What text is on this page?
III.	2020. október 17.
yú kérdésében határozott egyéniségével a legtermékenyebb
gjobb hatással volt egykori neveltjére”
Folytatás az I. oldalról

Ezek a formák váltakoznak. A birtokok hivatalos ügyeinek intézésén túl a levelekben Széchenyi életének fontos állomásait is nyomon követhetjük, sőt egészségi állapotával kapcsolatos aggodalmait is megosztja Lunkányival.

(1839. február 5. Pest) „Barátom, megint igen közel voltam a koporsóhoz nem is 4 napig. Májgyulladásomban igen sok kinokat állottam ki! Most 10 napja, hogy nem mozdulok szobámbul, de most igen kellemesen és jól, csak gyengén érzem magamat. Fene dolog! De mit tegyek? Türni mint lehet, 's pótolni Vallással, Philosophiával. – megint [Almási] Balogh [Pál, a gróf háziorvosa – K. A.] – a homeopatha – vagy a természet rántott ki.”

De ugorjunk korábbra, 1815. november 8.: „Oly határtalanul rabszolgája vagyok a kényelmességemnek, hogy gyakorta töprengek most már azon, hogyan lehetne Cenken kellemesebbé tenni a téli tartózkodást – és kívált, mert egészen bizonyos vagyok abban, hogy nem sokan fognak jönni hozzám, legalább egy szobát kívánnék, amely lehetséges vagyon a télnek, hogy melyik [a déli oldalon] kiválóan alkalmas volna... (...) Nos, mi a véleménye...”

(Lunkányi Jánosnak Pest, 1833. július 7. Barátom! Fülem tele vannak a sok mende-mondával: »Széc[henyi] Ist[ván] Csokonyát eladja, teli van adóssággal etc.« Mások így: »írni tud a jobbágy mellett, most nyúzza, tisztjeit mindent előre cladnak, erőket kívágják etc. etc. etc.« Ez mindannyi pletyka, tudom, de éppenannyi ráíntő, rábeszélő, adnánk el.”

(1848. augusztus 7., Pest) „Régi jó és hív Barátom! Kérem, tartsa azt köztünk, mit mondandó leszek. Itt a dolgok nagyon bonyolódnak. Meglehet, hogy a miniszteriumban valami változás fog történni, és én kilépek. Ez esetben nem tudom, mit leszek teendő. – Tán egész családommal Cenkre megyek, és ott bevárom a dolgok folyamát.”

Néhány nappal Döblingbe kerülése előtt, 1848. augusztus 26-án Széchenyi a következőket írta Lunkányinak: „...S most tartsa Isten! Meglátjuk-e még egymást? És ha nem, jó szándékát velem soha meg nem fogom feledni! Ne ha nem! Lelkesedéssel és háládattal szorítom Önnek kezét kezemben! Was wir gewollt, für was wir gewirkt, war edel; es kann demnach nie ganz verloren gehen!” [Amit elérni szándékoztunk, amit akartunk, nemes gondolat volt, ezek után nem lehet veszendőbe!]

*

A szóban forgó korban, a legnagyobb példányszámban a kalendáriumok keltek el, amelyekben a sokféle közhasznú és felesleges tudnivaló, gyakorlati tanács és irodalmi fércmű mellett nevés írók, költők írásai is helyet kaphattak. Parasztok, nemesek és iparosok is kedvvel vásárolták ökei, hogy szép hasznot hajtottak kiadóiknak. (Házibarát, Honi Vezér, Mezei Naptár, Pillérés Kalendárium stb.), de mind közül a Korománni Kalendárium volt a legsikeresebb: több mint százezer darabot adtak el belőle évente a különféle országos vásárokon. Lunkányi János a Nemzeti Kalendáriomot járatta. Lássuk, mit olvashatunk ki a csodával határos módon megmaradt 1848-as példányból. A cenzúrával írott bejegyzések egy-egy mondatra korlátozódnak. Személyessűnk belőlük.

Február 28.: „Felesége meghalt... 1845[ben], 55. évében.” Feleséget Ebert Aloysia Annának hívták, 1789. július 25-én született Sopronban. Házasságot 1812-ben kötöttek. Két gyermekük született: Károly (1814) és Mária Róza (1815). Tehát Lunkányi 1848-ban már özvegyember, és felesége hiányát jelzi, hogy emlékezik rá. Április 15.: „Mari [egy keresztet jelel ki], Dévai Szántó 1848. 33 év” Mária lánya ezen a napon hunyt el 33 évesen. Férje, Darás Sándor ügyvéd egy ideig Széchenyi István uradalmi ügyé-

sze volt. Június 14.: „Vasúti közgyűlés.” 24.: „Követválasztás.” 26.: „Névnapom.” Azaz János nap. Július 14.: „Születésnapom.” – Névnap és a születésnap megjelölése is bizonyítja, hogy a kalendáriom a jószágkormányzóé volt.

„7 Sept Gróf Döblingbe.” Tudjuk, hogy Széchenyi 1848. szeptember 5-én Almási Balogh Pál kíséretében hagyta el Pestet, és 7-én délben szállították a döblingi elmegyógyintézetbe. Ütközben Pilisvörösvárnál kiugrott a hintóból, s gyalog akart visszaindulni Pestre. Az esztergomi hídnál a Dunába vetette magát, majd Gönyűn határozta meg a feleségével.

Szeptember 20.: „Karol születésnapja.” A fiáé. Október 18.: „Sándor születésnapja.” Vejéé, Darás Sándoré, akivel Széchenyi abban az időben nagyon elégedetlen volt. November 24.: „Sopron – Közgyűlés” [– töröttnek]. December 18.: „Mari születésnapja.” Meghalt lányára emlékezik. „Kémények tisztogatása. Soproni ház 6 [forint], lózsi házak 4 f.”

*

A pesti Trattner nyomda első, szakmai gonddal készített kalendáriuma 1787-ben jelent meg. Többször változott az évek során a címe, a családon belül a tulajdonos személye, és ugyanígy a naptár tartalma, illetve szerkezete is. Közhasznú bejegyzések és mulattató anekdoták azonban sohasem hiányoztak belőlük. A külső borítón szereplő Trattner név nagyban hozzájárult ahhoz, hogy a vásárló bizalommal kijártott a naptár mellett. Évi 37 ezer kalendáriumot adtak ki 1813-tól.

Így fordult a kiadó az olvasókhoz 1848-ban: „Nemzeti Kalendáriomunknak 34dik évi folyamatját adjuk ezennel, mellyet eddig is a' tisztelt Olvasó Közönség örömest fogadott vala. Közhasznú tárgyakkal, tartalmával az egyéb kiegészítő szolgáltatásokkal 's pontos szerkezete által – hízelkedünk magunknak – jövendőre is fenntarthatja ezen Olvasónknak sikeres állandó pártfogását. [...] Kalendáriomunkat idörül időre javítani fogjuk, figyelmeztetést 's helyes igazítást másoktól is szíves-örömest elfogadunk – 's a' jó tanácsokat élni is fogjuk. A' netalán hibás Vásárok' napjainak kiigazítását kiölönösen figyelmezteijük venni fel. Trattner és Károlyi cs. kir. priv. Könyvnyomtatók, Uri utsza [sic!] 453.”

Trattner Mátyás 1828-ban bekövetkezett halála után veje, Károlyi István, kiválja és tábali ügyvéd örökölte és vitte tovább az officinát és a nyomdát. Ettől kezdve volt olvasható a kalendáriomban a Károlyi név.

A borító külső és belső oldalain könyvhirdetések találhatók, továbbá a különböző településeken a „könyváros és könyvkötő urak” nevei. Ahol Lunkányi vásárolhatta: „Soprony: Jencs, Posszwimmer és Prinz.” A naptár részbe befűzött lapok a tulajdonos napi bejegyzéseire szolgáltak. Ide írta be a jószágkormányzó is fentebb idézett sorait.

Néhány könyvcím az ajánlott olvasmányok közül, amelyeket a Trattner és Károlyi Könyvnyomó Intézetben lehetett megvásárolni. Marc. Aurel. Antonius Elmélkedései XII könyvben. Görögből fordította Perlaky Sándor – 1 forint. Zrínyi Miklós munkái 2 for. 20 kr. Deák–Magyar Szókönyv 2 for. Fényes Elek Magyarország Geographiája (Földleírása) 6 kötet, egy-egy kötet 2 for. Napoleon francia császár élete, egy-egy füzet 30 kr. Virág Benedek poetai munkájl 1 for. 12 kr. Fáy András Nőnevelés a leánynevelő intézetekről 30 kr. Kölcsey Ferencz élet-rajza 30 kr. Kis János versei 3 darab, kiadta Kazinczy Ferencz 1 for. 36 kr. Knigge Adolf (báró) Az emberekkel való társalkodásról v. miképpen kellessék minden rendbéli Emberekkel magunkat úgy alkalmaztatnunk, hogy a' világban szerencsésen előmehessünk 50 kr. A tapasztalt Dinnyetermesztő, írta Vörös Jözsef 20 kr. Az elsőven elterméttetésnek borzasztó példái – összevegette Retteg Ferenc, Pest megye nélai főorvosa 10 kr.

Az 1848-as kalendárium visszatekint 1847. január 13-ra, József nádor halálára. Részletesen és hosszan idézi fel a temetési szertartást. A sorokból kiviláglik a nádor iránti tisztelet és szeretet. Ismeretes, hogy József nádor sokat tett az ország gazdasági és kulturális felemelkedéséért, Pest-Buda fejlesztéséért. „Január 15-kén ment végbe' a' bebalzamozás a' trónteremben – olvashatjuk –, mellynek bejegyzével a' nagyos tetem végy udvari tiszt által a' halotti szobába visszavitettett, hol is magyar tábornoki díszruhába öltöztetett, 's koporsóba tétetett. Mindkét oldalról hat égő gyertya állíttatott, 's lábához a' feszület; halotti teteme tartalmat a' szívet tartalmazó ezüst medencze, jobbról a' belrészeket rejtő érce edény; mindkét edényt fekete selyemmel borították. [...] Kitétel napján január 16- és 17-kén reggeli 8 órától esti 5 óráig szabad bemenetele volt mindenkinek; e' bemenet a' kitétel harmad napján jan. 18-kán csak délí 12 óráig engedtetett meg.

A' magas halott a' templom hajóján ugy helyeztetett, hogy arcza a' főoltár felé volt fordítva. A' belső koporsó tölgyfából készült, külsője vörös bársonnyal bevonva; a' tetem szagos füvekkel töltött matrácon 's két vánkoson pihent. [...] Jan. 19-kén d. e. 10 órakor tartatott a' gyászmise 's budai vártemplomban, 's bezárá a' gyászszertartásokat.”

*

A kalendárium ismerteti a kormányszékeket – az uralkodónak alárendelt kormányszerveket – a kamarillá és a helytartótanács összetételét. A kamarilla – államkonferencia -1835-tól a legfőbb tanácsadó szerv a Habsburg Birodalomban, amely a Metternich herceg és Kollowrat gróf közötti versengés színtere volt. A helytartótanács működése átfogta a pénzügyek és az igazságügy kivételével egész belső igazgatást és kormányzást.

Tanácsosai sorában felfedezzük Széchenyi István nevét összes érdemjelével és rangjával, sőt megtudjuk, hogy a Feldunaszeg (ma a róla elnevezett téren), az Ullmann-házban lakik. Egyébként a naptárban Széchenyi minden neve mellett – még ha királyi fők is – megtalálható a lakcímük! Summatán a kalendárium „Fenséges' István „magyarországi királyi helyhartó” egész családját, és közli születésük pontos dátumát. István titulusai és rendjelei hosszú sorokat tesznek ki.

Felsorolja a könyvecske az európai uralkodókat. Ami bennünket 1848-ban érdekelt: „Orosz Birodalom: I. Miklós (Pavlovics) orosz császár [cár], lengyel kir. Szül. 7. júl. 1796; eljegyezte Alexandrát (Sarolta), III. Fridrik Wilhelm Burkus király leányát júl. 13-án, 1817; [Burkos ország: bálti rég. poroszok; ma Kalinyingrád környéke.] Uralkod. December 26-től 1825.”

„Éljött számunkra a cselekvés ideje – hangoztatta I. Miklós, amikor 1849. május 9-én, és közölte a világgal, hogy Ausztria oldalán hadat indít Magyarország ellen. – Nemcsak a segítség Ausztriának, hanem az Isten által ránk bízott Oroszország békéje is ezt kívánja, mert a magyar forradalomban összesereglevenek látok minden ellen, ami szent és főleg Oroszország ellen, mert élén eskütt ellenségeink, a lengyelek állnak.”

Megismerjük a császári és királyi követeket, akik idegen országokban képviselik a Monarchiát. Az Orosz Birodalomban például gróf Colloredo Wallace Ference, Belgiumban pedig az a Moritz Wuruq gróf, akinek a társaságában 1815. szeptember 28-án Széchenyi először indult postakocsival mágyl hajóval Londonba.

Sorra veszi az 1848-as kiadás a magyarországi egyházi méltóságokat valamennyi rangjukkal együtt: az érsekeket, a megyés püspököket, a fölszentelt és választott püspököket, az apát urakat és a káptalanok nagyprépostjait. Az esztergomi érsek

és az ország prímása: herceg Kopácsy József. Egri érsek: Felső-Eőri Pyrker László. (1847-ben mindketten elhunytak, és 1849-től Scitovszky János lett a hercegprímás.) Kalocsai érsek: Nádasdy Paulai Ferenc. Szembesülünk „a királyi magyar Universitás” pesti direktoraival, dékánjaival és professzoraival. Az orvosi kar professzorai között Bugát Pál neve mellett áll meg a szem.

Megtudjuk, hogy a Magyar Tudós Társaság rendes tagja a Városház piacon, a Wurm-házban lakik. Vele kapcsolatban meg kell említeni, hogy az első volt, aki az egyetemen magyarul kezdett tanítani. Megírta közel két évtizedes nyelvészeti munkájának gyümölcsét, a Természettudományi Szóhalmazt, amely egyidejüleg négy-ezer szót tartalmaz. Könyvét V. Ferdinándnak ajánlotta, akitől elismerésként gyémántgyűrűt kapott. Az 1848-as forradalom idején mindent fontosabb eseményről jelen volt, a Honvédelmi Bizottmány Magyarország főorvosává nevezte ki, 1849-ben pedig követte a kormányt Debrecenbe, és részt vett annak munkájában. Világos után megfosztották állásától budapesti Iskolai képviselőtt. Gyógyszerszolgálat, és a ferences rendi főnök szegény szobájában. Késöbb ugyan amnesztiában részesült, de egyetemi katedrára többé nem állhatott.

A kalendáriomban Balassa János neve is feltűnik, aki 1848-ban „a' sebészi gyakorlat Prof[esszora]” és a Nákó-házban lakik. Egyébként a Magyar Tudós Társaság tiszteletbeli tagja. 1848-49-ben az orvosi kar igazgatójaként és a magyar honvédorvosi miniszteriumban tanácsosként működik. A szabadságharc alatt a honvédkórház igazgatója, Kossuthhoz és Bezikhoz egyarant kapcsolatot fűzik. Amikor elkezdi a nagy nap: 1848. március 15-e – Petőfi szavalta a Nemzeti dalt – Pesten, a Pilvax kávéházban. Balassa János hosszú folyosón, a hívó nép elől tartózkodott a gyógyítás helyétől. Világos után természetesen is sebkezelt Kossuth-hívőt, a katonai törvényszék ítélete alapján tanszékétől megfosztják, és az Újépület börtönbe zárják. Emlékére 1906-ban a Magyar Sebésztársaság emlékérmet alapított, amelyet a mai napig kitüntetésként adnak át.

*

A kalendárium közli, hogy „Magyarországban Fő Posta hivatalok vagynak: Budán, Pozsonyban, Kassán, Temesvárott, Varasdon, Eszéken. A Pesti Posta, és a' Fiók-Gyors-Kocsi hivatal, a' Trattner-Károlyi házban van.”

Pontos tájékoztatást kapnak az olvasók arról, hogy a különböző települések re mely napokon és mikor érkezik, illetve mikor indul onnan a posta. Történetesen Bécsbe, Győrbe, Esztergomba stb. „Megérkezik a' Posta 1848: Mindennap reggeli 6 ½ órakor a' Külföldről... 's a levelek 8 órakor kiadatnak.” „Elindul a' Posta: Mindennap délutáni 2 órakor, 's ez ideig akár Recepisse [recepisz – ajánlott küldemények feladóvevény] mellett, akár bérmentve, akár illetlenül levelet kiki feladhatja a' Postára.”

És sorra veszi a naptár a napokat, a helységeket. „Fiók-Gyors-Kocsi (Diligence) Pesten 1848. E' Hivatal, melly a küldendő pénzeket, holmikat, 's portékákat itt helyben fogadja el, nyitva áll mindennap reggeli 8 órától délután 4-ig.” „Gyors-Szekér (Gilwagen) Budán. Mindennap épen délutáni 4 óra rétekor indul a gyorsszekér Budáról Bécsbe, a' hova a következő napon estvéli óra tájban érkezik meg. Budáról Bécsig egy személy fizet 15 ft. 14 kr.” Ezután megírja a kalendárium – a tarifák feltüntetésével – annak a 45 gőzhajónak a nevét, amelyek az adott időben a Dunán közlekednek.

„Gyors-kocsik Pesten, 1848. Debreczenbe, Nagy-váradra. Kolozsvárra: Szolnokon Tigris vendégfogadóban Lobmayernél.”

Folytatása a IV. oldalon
-----
● **Direction**
Read through the entries and copy every line that includes "nevét".

● **Written solution**
Tanácsosai sorában felfedezzük Széchenyi István nevét összes érdemjelével és rangjával, sőt megtudjuk, hogy a Feldunaszeg (ma a róla elnevezett téren), az Ullmann-házban lakik. Egyébként a naptárban Széchenyi minden neve mellett – még ha királyi fők is – megtalálható a lakcímük! Summatán a kalendárium „Fenséges' István „magyarországi királyi helyhartó” egész családját, és közli születésük pontos dátumát. István titulusai és rendjelei hosszú sorokat tesznek ki.
És sorra veszi a naptár a napokat, a helységeket. „Fiók-Gyors-Kocsi (Diligence) Pesten 1848. E' Hivatal, melly a küldendő pénzeket, holmikat, 's portékákat itt helyben fogadja el, nyitva áll mindennap reggeli 8 órától délután 4-ig.” „Gyors-Szekér (Gilwagen) Budán. Mindennap épen délutáni 4 óra rétekor indul a gyorsszekér Budáról Bécsbe, a' hova a következő napon estvéli óra tájban érkezik meg. Budáról Bécsig egy személy fizet 15 ft. 14 kr.” Ezután megírja a kalendárium – a tarifák feltüntetésével – annak a 45 gőzhajónak a nevét, amelyek az adott időben a Dunán közlekednek.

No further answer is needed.